## start Material for the task

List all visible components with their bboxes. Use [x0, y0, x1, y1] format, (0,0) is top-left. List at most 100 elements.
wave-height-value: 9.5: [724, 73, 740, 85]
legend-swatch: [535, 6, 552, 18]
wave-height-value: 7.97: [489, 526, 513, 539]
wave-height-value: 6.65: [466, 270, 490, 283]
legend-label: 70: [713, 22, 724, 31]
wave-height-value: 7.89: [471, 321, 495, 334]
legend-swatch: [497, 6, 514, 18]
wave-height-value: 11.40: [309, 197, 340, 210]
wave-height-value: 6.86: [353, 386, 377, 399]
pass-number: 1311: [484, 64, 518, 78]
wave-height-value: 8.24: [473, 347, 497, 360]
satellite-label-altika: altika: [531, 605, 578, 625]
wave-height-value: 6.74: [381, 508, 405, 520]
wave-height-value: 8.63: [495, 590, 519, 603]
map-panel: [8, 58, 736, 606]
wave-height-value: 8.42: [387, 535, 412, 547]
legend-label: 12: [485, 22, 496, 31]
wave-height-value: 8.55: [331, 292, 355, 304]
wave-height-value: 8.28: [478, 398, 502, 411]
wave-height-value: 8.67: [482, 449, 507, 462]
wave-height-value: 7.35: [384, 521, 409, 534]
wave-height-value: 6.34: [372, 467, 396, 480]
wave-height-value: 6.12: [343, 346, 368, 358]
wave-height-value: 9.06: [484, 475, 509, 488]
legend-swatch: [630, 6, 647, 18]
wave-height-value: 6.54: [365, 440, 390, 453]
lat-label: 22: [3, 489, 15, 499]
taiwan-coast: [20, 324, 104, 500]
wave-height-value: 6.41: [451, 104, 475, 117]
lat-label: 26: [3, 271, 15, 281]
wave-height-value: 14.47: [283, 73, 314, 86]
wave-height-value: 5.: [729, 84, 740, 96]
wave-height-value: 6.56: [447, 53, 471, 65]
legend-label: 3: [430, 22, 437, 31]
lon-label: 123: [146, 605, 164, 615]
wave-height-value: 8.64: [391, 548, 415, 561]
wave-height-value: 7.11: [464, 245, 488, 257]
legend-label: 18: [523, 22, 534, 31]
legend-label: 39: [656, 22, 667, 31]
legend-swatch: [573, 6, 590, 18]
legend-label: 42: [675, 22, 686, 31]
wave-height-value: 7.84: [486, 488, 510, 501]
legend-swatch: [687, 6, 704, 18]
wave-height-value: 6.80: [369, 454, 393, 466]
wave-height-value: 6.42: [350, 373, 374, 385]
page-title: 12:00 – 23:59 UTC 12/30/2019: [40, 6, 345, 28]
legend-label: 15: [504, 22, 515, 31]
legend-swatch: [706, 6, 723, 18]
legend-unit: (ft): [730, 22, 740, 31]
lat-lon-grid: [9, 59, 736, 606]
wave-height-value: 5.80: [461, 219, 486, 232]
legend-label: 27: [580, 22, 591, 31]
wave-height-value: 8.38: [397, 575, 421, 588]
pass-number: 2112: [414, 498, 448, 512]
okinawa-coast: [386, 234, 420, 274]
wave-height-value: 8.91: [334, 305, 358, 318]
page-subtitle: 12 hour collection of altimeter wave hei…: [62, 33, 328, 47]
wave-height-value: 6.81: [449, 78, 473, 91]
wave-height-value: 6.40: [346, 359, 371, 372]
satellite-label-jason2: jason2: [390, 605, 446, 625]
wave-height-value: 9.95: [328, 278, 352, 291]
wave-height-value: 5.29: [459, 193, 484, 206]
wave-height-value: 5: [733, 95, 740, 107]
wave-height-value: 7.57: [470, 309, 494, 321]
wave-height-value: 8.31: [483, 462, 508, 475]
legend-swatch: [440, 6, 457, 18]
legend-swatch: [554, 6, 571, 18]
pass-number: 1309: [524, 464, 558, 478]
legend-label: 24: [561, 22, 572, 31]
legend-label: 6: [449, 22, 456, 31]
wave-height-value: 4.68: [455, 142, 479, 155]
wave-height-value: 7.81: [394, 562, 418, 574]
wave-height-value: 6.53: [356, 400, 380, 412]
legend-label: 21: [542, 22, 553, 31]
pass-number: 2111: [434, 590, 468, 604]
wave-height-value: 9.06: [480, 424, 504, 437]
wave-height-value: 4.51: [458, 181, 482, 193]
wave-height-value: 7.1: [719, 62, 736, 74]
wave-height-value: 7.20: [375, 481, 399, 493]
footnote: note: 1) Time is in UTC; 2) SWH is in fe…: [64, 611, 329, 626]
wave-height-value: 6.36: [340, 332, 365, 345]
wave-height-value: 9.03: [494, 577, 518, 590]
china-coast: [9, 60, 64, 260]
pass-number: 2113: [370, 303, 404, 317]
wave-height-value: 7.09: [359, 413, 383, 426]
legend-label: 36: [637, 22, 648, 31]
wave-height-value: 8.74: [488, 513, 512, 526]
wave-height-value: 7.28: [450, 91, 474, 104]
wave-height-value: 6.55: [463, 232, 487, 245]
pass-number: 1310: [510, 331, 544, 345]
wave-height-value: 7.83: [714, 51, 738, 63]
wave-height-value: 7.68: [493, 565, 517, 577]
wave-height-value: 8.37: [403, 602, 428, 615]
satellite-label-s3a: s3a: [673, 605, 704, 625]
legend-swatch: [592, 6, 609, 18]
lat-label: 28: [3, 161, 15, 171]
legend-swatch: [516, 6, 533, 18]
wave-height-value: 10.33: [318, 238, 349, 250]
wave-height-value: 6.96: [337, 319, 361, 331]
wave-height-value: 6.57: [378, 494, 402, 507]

## end Material for the task

◆ Job: Write out every one of the records above word for word, keeping each line unchanged.

◆ Full answer:
List all visible components with their bboxes. Use [x0, y0, x1, y1] format, (0,0) is top-left. List at most 100 elements.
wave-height-value: 9.5: [724, 73, 740, 85]
legend-swatch: [535, 6, 552, 18]
wave-height-value: 7.97: [489, 526, 513, 539]
wave-height-value: 6.65: [466, 270, 490, 283]
legend-label: 70: [713, 22, 724, 31]
wave-height-value: 7.89: [471, 321, 495, 334]
legend-swatch: [497, 6, 514, 18]
wave-height-value: 11.40: [309, 197, 340, 210]
wave-height-value: 6.86: [353, 386, 377, 399]
pass-number: 1311: [484, 64, 518, 78]
wave-height-value: 8.24: [473, 347, 497, 360]
satellite-label-altika: altika: [531, 605, 578, 625]
wave-height-value: 6.74: [381, 508, 405, 520]
wave-height-value: 8.63: [495, 590, 519, 603]
map-panel: [8, 58, 736, 606]
wave-height-value: 8.42: [387, 535, 412, 547]
legend-label: 12: [485, 22, 496, 31]
wave-height-value: 8.55: [331, 292, 355, 304]
wave-height-value: 8.28: [478, 398, 502, 411]
wave-height-value: 8.67: [482, 449, 507, 462]
wave-height-value: 7.35: [384, 521, 409, 534]
wave-height-value: 6.34: [372, 467, 396, 480]
wave-height-value: 6.12: [343, 346, 368, 358]
wave-height-value: 9.06: [484, 475, 509, 488]
legend-swatch: [630, 6, 647, 18]
wave-height-value: 6.54: [365, 440, 390, 453]
lat-label: 22: [3, 489, 15, 499]
taiwan-coast: [20, 324, 104, 500]
wave-height-value: 6.41: [451, 104, 475, 117]
lat-label: 26: [3, 271, 15, 281]
wave-height-value: 14.47: [283, 73, 314, 86]
wave-height-value: 5.: [729, 84, 740, 96]
wave-height-value: 6.56: [447, 53, 471, 65]
legend-label: 3: [430, 22, 437, 31]
lon-label: 123: [146, 605, 164, 615]
wave-height-value: 8.64: [391, 548, 415, 561]
wave-height-value: 7.11: [464, 245, 488, 257]
legend-label: 18: [523, 22, 534, 31]
legend-label: 39: [656, 22, 667, 31]
legend-swatch: [573, 6, 590, 18]
legend-label: 42: [675, 22, 686, 31]
wave-height-value: 7.84: [486, 488, 510, 501]
legend-swatch: [687, 6, 704, 18]
wave-height-value: 6.80: [369, 454, 393, 466]
wave-height-value: 6.42: [350, 373, 374, 385]
page-title: 12:00 – 23:59 UTC 12/30/2019: [40, 6, 345, 28]
legend-label: 15: [504, 22, 515, 31]
legend-swatch: [706, 6, 723, 18]
legend-unit: (ft): [730, 22, 740, 31]
lat-lon-grid: [9, 59, 736, 606]
wave-height-value: 5.80: [461, 219, 486, 232]
legend-label: 27: [580, 22, 591, 31]
wave-height-value: 8.38: [397, 575, 421, 588]
pass-number: 2112: [414, 498, 448, 512]
okinawa-coast: [386, 234, 420, 274]
wave-height-value: 8.91: [334, 305, 358, 318]
page-subtitle: 12 hour collection of altimeter wave hei…: [62, 33, 328, 47]
wave-height-value: 6.81: [449, 78, 473, 91]
wave-height-value: 6.40: [346, 359, 371, 372]
satellite-label-jason2: jason2: [390, 605, 446, 625]
wave-height-value: 9.95: [328, 278, 352, 291]
wave-height-value: 5.29: [459, 193, 484, 206]
wave-height-value: 5: [733, 95, 740, 107]
wave-height-value: 7.57: [470, 309, 494, 321]
wave-height-value: 8.31: [483, 462, 508, 475]
legend-swatch: [440, 6, 457, 18]
legend-swatch: [554, 6, 571, 18]
pass-number: 1309: [524, 464, 558, 478]
legend-label: 24: [561, 22, 572, 31]
legend-label: 6: [449, 22, 456, 31]
wave-height-value: 4.68: [455, 142, 479, 155]
wave-height-value: 7.81: [394, 562, 418, 574]
wave-height-value: 6.53: [356, 400, 380, 412]
legend-label: 21: [542, 22, 553, 31]
pass-number: 2111: [434, 590, 468, 604]
wave-height-value: 9.06: [480, 424, 504, 437]
wave-height-value: 4.51: [458, 181, 482, 193]
wave-height-value: 7.1: [719, 62, 736, 74]
wave-height-value: 7.20: [375, 481, 399, 493]
footnote: note: 1) Time is in UTC; 2) SWH is in fe…: [64, 611, 329, 626]
wave-height-value: 6.36: [340, 332, 365, 345]
wave-height-value: 9.03: [494, 577, 518, 590]
china-coast: [9, 60, 64, 260]
pass-number: 2113: [370, 303, 404, 317]
wave-height-value: 7.09: [359, 413, 383, 426]
legend-label: 36: [637, 22, 648, 31]
wave-height-value: 8.74: [488, 513, 512, 526]
wave-height-value: 7.28: [450, 91, 474, 104]
wave-height-value: 6.55: [463, 232, 487, 245]
pass-number: 1310: [510, 331, 544, 345]
wave-height-value: 7.83: [714, 51, 738, 63]
wave-height-value: 7.68: [493, 565, 517, 577]
wave-height-value: 8.37: [403, 602, 428, 615]
satellite-label-s3a: s3a: [673, 605, 704, 625]
legend-swatch: [592, 6, 609, 18]
lat-label: 28: [3, 161, 15, 171]
legend-swatch: [516, 6, 533, 18]
wave-height-value: 10.33: [318, 238, 349, 250]
wave-height-value: 6.96: [337, 319, 361, 331]
wave-height-value: 6.57: [378, 494, 402, 507]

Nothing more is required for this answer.